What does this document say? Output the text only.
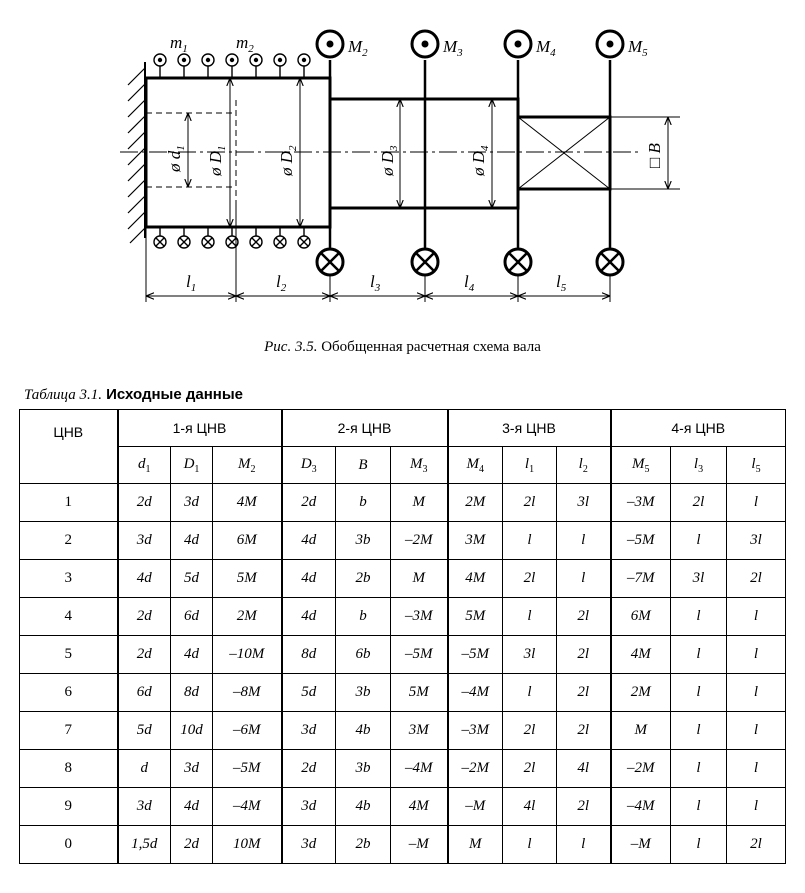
$m_1$	$m_2$	$M_2$	$M_3$	$M_4$	$M_5$
ø $d_1$
ø $D_1$
ø $D_2$
ø $D_3$
ø $D_4$	□ B
$l_1$	$l_2$	$l_3$	$l_4$	$l_5$
Рис. 3.5. Обобщенная расчетная схема вала
Таблица 3.1. Исходные данные
ЦНВ	1-я ЦНВ			2-я ЦНВ			3-я ЦНВ			4-я ЦНВ		
	$d_1$	$D_1$	$M_2$	$D_3$	B	$M_3$	$M_4$	$l_1$	$l_2$	$M_5$	$l_3$	$l_5$
1	2d	3d	4M	2d	b	M	2M	2l	3l	–3M	2l	l
2	3d	4d	6M	4d	3b	–2M	3M	l	l	–5M	l	3l
3	4d	5d	5M	4d	2b	M	4M	2l	l	–7M	3l	2l
4	2d	6d	2M	4d	b	–3M	5M	l	2l	6M	l	l
5	2d	4d	–10M	8d	6b	–5M	–5M	3l	2l	4M	l	l
6	6d	8d	–8M	5d	3b	5M	–4M	l	2l	2M	l	l
7	5d	10d	–6M	3d	4b	3M	–3M	2l	2l	M	l	l
8	d	3d	–5M	2d	3b	–4M	–2M	2l	4l	–2M	l	l
9	3d	4d	–4M	3d	4b	4M	–M	4l	2l	–4M	l	l
0	1,5d	2d	10M	3d	2b	–M	M	l	l	–M	l	2l
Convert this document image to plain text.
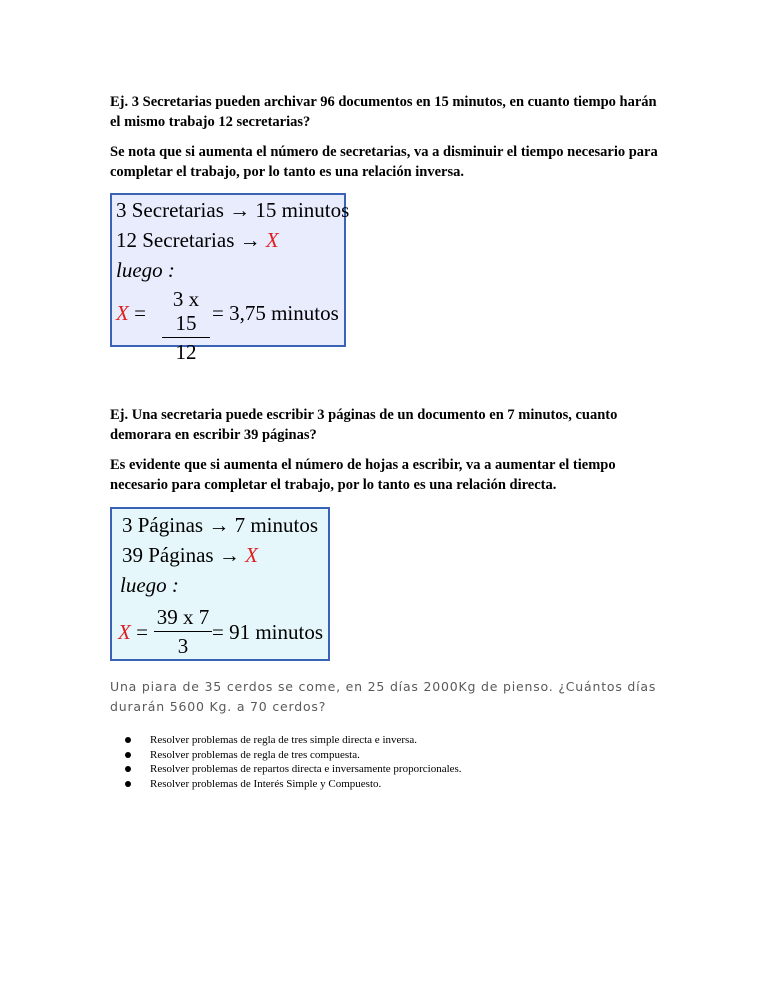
Ej. 3 Secretarias pueden archivar 96 documentos en 15 minutos, en cuanto tiempo harán el mismo trabajo 12 secretarias?

Se nota que si aumenta el número de secretarias, va a disminuir el tiempo necesario para completar el trabajo, por lo tanto es una relación inversa.

3 Secretarias → 15 minutos
12 Secretarias → X
luego :
X =
3 x 15
12
= 3,75 minutos

Ej. Una secretaria puede escribir 3 páginas de un documento en 7 minutos, cuanto demorara en escribir 39 páginas?

Es evidente que si aumenta el número de hojas a escribir, va a aumentar el tiempo necesario para completar el trabajo, por lo tanto es una relación directa.

3 Páginas → 7 minutos
39 Páginas → X
luego :
X =
39 x 7
3
= 91 minutos

Una piara de 35 cerdos se come, en 25 días 2000Kg de pienso. ¿Cuántos días durarán 5600 Kg. a 70 cerdos?

Resolver problemas de regla de tres simple directa e inversa.
Resolver problemas de regla de tres compuesta.
Resolver problemas de repartos directa e inversamente proporcionales.
Resolver problemas de Interés Simple y Compuesto.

EXERCISE DESCRIPTION — Restate the listing above word for word, and skip the pictures.

RESULT BELOW —
What does this document say? Output the text only.
$m_1$	$m_2$	$M_2$	$M_3$	$M_4$	$M_5$
ø $d_1$
ø $D_1$
ø $D_2$
ø $D_3$
ø $D_4$	□ B
$l_1$	$l_2$	$l_3$	$l_4$	$l_5$
Рис. 3.5. Обобщенная расчетная схема вала
Таблица 3.1. Исходные данные
ЦНВ	1-я ЦНВ			2-я ЦНВ			3-я ЦНВ			4-я ЦНВ		
	$d_1$	$D_1$	$M_2$	$D_3$	B	$M_3$	$M_4$	$l_1$	$l_2$	$M_5$	$l_3$	$l_5$
1	2d	3d	4M	2d	b	M	2M	2l	3l	–3M	2l	l
2	3d	4d	6M	4d	3b	–2M	3M	l	l	–5M	l	3l
3	4d	5d	5M	4d	2b	M	4M	2l	l	–7M	3l	2l
4	2d	6d	2M	4d	b	–3M	5M	l	2l	6M	l	l
5	2d	4d	–10M	8d	6b	–5M	–5M	3l	2l	4M	l	l
6	6d	8d	–8M	5d	3b	5M	–4M	l	2l	2M	l	l
7	5d	10d	–6M	3d	4b	3M	–3M	2l	2l	M	l	l
8	d	3d	–5M	2d	3b	–4M	–2M	2l	4l	–2M	l	l
9	3d	4d	–4M	3d	4b	4M	–M	4l	2l	–4M	l	l
0	1,5d	2d	10M	3d	2b	–M	M	l	l	–M	l	2l
Convert this document image to plain text.
Ej. 3 Secretarias pueden archivar 96 documentos en 15 minutos, en cuanto tiempo harán el mismo trabajo 12 secretarias?

Se nota que si aumenta el número de secretarias, va a disminuir el tiempo necesario para completar el trabajo, por lo tanto es una relación inversa.

3 Secretarias → 15 minutos
12 Secretarias → X
luego :
X =
3 x 15
12
= 3,75 minutos

Ej. Una secretaria puede escribir 3 páginas de un documento en 7 minutos, cuanto demorara en escribir 39 páginas?

Es evidente que si aumenta el número de hojas a escribir, va a aumentar el tiempo necesario para completar el trabajo, por lo tanto es una relación directa.

3 Páginas → 7 minutos
39 Páginas → X
luego :
X =
39 x 7
3
= 91 minutos

Una piara de 35 cerdos se come, en 25 días 2000Kg de pienso. ¿Cuántos días durarán 5600 Kg. a 70 cerdos?

Resolver problemas de regla de tres simple directa e inversa.
Resolver problemas de regla de tres compuesta.
Resolver problemas de repartos directa e inversamente proporcionales.
Resolver problemas de Interés Simple y Compuesto.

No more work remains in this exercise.